• Direction:
Identify and reproduce every line holding the string "should".

+++ Data supplied +++

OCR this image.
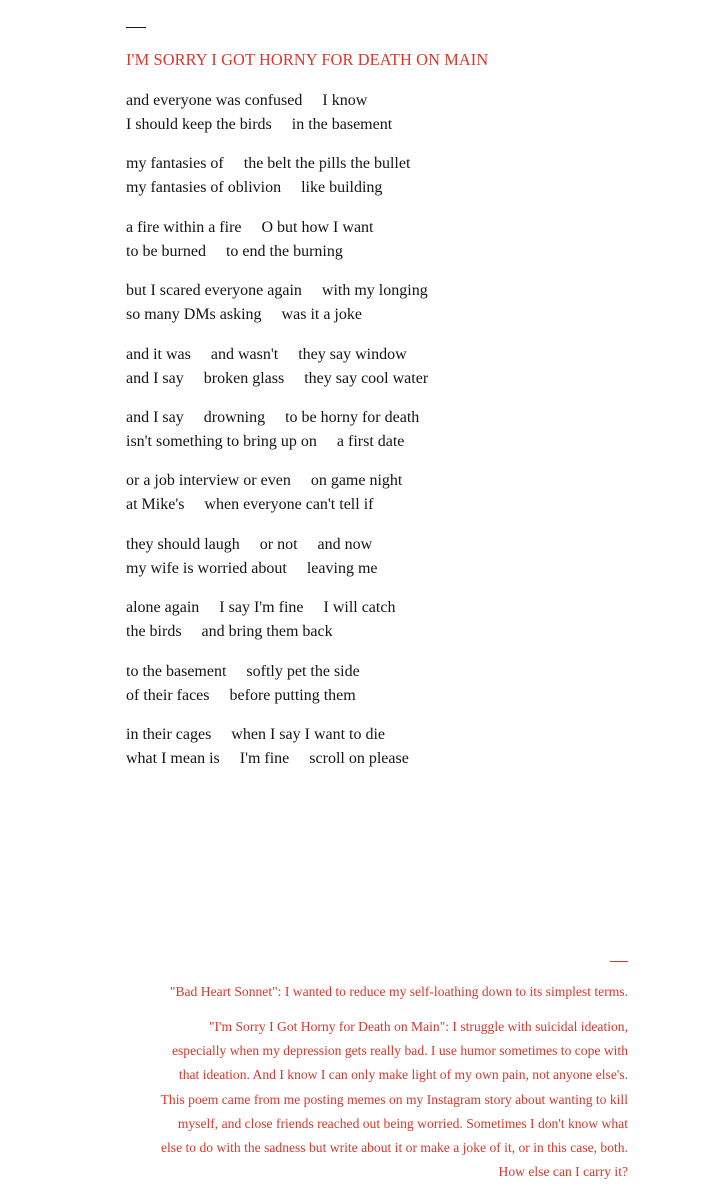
I'M SORRY I GOT HORNY FOR DEATH ON MAIN
and everyone was confused     I know
I should keep the birds     in the basement
my fantasies of     the belt the pills the bullet
my fantasies of oblivion     like building
a fire within a fire     O but how I want
to be burned     to end the burning
but I scared everyone again     with my longing
so many DMs asking     was it a joke
and it was     and wasn't     they say window
and I say     broken glass     they say cool water
and I say     drowning     to be horny for death
isn't something to bring up on     a first date
or a job interview or even     on game night
at Mike's     when everyone can't tell if
they should laugh     or not     and now
my wife is worried about     leaving me
alone again     I say I'm fine     I will catch
the birds     and bring them back
to the basement     softly pet the side
of their faces     before putting them
in their cages     when I say I want to die
what I mean is     I'm fine     scroll on please

"Bad Heart Sonnet": I wanted to reduce my self-loathing down to its simplest terms.

"I'm Sorry I Got Horny for Death on Main": I struggle with suicidal ideation,
especially when my depression gets really bad. I use humor sometimes to cope with
that ideation. And I know I can only make light of my own pain, not anyone else's.
This poem came from me posting memes on my Instagram story about wanting to kill
myself, and close friends reached out being worried. Sometimes I don't know what
else to do with the sadness but write about it or make a joke of it, or in this case, both.
How else can I carry it?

+++

• Expected answer:
I should keep the birds     in the basement
they should laugh     or not     and now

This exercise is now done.